● Dataset

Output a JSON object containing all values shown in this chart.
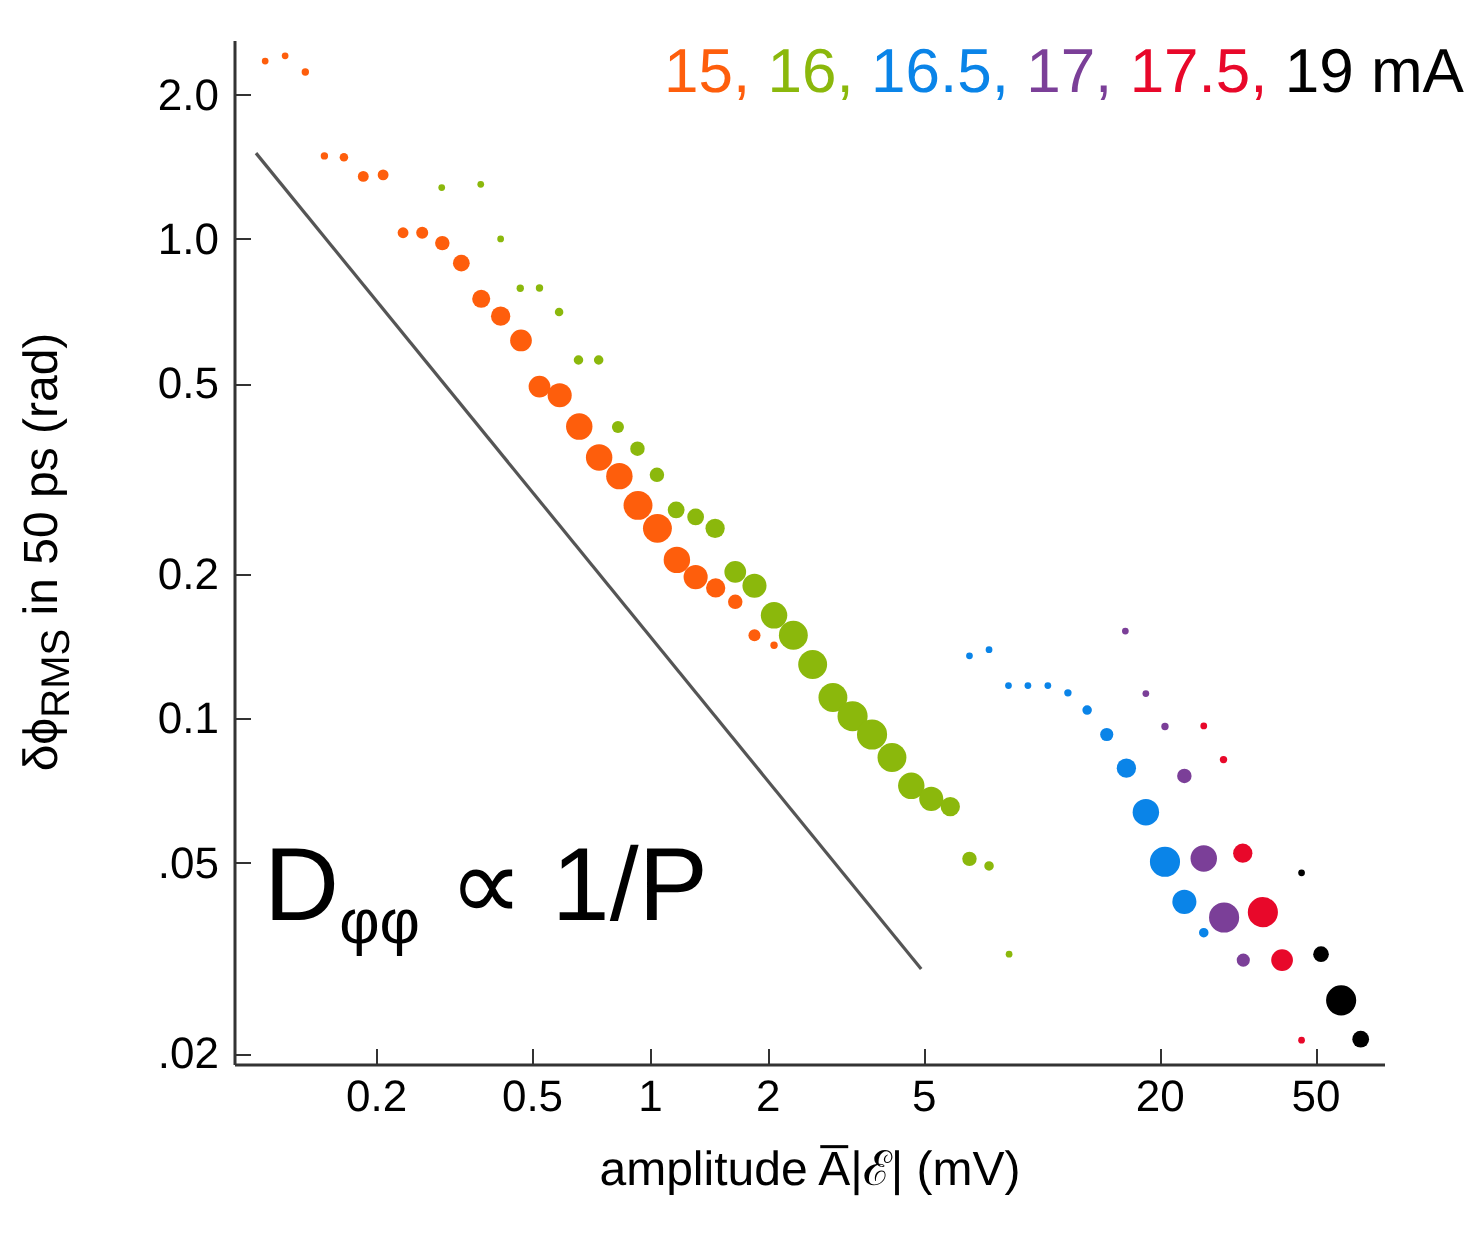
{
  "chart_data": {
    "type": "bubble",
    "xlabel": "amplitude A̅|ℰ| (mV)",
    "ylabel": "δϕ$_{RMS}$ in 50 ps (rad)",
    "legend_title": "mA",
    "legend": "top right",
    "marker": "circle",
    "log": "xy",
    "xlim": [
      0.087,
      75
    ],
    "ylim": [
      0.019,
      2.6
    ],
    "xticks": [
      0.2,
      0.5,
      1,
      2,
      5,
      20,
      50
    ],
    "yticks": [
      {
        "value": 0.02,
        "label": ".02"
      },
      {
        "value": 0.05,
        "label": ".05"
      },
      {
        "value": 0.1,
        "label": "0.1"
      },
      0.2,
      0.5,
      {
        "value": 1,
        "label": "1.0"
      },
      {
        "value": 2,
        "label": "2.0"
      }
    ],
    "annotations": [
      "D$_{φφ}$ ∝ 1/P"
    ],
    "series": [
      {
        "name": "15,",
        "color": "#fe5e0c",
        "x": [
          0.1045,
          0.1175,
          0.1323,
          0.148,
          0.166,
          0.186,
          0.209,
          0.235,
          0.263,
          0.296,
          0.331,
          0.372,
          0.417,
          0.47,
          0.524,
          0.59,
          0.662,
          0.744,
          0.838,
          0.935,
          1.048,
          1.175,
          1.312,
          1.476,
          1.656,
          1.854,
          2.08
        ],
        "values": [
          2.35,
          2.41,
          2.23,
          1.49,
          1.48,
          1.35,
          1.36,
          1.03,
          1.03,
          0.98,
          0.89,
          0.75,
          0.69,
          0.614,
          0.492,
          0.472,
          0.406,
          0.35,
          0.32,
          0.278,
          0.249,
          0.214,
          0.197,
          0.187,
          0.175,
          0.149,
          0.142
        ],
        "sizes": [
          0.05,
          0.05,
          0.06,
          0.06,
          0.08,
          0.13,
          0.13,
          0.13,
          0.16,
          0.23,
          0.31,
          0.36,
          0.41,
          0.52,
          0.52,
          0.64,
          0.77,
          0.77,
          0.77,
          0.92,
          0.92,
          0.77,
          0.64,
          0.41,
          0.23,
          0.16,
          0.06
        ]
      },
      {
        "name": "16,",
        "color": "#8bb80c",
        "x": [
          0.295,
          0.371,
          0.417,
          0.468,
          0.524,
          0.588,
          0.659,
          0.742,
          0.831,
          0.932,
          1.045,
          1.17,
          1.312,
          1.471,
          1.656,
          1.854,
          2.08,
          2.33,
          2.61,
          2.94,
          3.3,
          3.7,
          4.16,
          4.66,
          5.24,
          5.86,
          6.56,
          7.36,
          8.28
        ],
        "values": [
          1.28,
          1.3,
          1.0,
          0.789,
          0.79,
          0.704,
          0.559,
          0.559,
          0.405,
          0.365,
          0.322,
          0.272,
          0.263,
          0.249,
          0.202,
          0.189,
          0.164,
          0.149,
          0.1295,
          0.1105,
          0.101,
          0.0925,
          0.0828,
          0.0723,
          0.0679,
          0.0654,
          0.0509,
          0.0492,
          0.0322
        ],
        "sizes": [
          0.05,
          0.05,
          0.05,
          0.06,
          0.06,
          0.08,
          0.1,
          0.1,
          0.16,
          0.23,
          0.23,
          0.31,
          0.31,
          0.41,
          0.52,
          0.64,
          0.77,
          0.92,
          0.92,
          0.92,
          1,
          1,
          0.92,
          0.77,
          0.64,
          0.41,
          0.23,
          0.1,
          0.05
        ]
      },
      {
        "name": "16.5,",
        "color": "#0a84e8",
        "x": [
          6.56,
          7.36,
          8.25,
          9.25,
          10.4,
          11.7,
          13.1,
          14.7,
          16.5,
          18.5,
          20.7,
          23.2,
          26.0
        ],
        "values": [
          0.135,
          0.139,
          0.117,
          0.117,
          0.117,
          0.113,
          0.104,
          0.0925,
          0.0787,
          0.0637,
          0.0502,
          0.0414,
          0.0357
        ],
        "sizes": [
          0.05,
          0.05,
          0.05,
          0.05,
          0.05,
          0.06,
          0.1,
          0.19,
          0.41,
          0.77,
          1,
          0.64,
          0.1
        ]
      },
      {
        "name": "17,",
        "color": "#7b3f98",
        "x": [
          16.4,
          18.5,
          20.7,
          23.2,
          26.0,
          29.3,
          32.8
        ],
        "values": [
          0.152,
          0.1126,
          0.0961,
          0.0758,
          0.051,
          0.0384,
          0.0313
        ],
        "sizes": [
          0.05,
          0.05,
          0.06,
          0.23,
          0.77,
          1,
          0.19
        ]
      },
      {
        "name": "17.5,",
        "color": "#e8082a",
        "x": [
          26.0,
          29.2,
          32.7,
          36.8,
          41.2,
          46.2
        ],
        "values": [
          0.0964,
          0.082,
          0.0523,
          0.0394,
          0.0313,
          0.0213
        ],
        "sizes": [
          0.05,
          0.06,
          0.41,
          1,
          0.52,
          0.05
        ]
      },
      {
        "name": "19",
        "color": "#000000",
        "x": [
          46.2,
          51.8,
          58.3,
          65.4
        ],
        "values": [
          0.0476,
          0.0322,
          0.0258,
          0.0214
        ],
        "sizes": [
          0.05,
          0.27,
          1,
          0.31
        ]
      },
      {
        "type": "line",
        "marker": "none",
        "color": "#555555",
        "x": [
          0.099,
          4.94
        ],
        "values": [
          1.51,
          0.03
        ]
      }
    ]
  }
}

● What is asked
Reproduce the entries exactly. Do not carry over any picture.

● Problem solution
Output a JSON object containing all values shown in this chart.
{
  "chart_data": {
    "type": "bubble",
    "xlabel": "amplitude A̅|ℰ| (mV)",
    "ylabel": "δϕ$_{RMS}$ in 50 ps (rad)",
    "legend_title": "mA",
    "legend": "top right",
    "marker": "circle",
    "log": "xy",
    "xlim": [
      0.087,
      75
    ],
    "ylim": [
      0.019,
      2.6
    ],
    "xticks": [
      0.2,
      0.5,
      1,
      2,
      5,
      20,
      50
    ],
    "yticks": [
      {
        "value": 0.02,
        "label": ".02"
      },
      {
        "value": 0.05,
        "label": ".05"
      },
      {
        "value": 0.1,
        "label": "0.1"
      },
      0.2,
      0.5,
      {
        "value": 1,
        "label": "1.0"
      },
      {
        "value": 2,
        "label": "2.0"
      }
    ],
    "annotations": [
      "D$_{φφ}$ ∝ 1/P"
    ],
    "series": [
      {
        "name": "15,",
        "color": "#fe5e0c",
        "x": [
          0.1045,
          0.1175,
          0.1323,
          0.148,
          0.166,
          0.186,
          0.209,
          0.235,
          0.263,
          0.296,
          0.331,
          0.372,
          0.417,
          0.47,
          0.524,
          0.59,
          0.662,
          0.744,
          0.838,
          0.935,
          1.048,
          1.175,
          1.312,
          1.476,
          1.656,
          1.854,
          2.08
        ],
        "values": [
          2.35,
          2.41,
          2.23,
          1.49,
          1.48,
          1.35,
          1.36,
          1.03,
          1.03,
          0.98,
          0.89,
          0.75,
          0.69,
          0.614,
          0.492,
          0.472,
          0.406,
          0.35,
          0.32,
          0.278,
          0.249,
          0.214,
          0.197,
          0.187,
          0.175,
          0.149,
          0.142
        ],
        "sizes": [
          0.05,
          0.05,
          0.06,
          0.06,
          0.08,
          0.13,
          0.13,
          0.13,
          0.16,
          0.23,
          0.31,
          0.36,
          0.41,
          0.52,
          0.52,
          0.64,
          0.77,
          0.77,
          0.77,
          0.92,
          0.92,
          0.77,
          0.64,
          0.41,
          0.23,
          0.16,
          0.06
        ]
      },
      {
        "name": "16,",
        "color": "#8bb80c",
        "x": [
          0.295,
          0.371,
          0.417,
          0.468,
          0.524,
          0.588,
          0.659,
          0.742,
          0.831,
          0.932,
          1.045,
          1.17,
          1.312,
          1.471,
          1.656,
          1.854,
          2.08,
          2.33,
          2.61,
          2.94,
          3.3,
          3.7,
          4.16,
          4.66,
          5.24,
          5.86,
          6.56,
          7.36,
          8.28
        ],
        "values": [
          1.28,
          1.3,
          1.0,
          0.789,
          0.79,
          0.704,
          0.559,
          0.559,
          0.405,
          0.365,
          0.322,
          0.272,
          0.263,
          0.249,
          0.202,
          0.189,
          0.164,
          0.149,
          0.1295,
          0.1105,
          0.101,
          0.0925,
          0.0828,
          0.0723,
          0.0679,
          0.0654,
          0.0509,
          0.0492,
          0.0322
        ],
        "sizes": [
          0.05,
          0.05,
          0.05,
          0.06,
          0.06,
          0.08,
          0.1,
          0.1,
          0.16,
          0.23,
          0.23,
          0.31,
          0.31,
          0.41,
          0.52,
          0.64,
          0.77,
          0.92,
          0.92,
          0.92,
          1,
          1,
          0.92,
          0.77,
          0.64,
          0.41,
          0.23,
          0.1,
          0.05
        ]
      },
      {
        "name": "16.5,",
        "color": "#0a84e8",
        "x": [
          6.56,
          7.36,
          8.25,
          9.25,
          10.4,
          11.7,
          13.1,
          14.7,
          16.5,
          18.5,
          20.7,
          23.2,
          26.0
        ],
        "values": [
          0.135,
          0.139,
          0.117,
          0.117,
          0.117,
          0.113,
          0.104,
          0.0925,
          0.0787,
          0.0637,
          0.0502,
          0.0414,
          0.0357
        ],
        "sizes": [
          0.05,
          0.05,
          0.05,
          0.05,
          0.05,
          0.06,
          0.1,
          0.19,
          0.41,
          0.77,
          1,
          0.64,
          0.1
        ]
      },
      {
        "name": "17,",
        "color": "#7b3f98",
        "x": [
          16.4,
          18.5,
          20.7,
          23.2,
          26.0,
          29.3,
          32.8
        ],
        "values": [
          0.152,
          0.1126,
          0.0961,
          0.0758,
          0.051,
          0.0384,
          0.0313
        ],
        "sizes": [
          0.05,
          0.05,
          0.06,
          0.23,
          0.77,
          1,
          0.19
        ]
      },
      {
        "name": "17.5,",
        "color": "#e8082a",
        "x": [
          26.0,
          29.2,
          32.7,
          36.8,
          41.2,
          46.2
        ],
        "values": [
          0.0964,
          0.082,
          0.0523,
          0.0394,
          0.0313,
          0.0213
        ],
        "sizes": [
          0.05,
          0.06,
          0.41,
          1,
          0.52,
          0.05
        ]
      },
      {
        "name": "19",
        "color": "#000000",
        "x": [
          46.2,
          51.8,
          58.3,
          65.4
        ],
        "values": [
          0.0476,
          0.0322,
          0.0258,
          0.0214
        ],
        "sizes": [
          0.05,
          0.27,
          1,
          0.31
        ]
      },
      {
        "type": "line",
        "marker": "none",
        "color": "#555555",
        "x": [
          0.099,
          4.94
        ],
        "values": [
          1.51,
          0.03
        ]
      }
    ]
  }
}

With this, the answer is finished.